— start RECORDS FOR THIS TASK —

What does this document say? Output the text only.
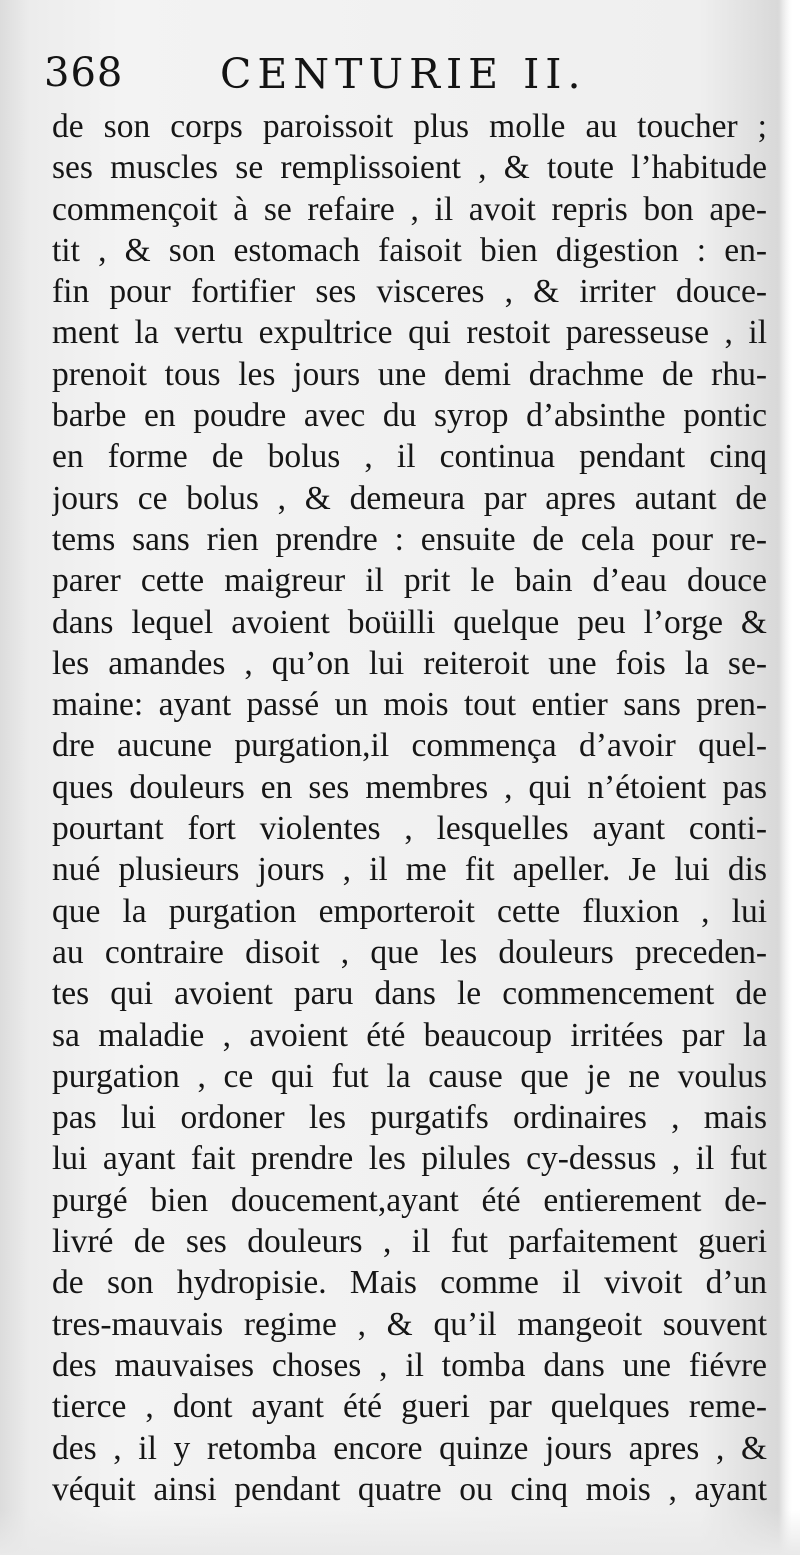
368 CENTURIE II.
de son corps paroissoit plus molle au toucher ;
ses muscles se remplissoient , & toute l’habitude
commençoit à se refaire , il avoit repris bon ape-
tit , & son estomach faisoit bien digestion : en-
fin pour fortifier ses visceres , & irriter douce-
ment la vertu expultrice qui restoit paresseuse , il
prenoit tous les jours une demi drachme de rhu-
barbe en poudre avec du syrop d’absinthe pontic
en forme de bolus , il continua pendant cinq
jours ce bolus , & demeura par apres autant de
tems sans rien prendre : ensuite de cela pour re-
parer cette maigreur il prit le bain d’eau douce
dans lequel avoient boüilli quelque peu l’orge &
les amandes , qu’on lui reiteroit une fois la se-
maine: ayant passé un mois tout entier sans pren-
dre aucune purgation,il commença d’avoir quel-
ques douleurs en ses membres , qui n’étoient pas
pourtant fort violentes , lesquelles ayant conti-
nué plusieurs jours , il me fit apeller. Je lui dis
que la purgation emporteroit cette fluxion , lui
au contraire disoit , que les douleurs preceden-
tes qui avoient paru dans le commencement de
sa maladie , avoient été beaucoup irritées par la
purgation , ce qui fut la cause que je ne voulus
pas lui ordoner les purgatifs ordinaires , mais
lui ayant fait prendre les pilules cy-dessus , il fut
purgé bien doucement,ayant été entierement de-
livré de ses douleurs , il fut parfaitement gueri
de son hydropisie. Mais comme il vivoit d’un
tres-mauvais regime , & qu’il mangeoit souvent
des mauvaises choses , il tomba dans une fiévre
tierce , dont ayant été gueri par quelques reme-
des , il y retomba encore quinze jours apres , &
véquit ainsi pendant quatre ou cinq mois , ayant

— end RECORDS FOR THIS TASK —
— start RECORDS FOR THIS TASK —

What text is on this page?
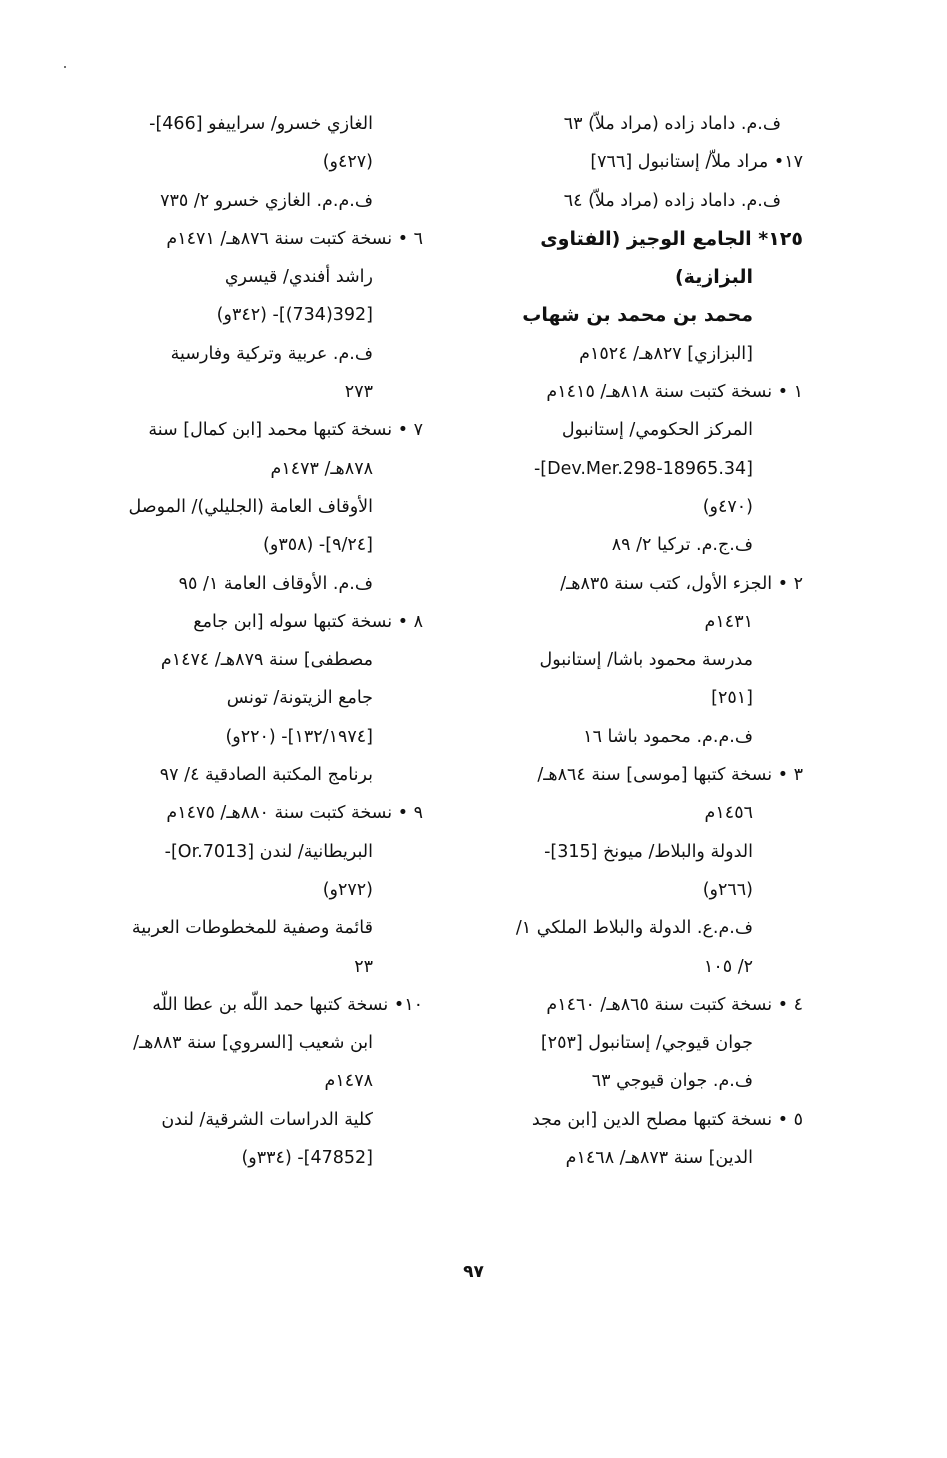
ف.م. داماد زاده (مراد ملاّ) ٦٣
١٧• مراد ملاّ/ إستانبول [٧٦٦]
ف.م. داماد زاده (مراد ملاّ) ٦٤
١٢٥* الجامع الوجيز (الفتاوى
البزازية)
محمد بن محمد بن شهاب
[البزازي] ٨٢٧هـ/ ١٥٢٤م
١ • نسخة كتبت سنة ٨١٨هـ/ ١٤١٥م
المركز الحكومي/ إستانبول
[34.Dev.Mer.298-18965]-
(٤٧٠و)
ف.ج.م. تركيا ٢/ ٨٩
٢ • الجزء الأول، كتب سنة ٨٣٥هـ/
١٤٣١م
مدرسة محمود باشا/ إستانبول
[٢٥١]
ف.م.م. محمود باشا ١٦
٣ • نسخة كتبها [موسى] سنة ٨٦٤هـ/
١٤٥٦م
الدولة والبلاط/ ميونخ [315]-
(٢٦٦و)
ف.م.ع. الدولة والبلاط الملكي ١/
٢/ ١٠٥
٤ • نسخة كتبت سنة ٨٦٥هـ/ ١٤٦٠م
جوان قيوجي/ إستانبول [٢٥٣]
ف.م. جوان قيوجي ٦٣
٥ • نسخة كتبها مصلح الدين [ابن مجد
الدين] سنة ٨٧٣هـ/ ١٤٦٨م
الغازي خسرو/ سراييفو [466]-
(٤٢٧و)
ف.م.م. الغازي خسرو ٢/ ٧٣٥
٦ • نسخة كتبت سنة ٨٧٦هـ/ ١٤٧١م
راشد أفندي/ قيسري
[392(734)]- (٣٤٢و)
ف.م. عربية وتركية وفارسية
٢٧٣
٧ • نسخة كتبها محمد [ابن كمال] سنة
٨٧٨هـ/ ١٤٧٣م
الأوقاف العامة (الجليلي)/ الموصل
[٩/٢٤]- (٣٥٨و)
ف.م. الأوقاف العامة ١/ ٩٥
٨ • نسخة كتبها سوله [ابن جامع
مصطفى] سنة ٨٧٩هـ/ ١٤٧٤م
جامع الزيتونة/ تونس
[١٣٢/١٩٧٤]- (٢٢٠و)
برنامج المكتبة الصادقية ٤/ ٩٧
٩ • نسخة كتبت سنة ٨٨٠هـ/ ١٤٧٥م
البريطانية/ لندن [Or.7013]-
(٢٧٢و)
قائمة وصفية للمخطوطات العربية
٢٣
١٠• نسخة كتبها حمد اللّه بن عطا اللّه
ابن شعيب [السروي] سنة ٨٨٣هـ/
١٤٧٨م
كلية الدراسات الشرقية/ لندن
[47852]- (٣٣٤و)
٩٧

— end RECORDS FOR THIS TASK —

#### AIM OF THE EXERCISE:
Return every line in the listing that contains the word "الدولة".

#### ANSWER TO THIS EXERCISE:
الدولة والبلاط/ ميونخ [315]-
ف.م.ع. الدولة والبلاط الملكي ١/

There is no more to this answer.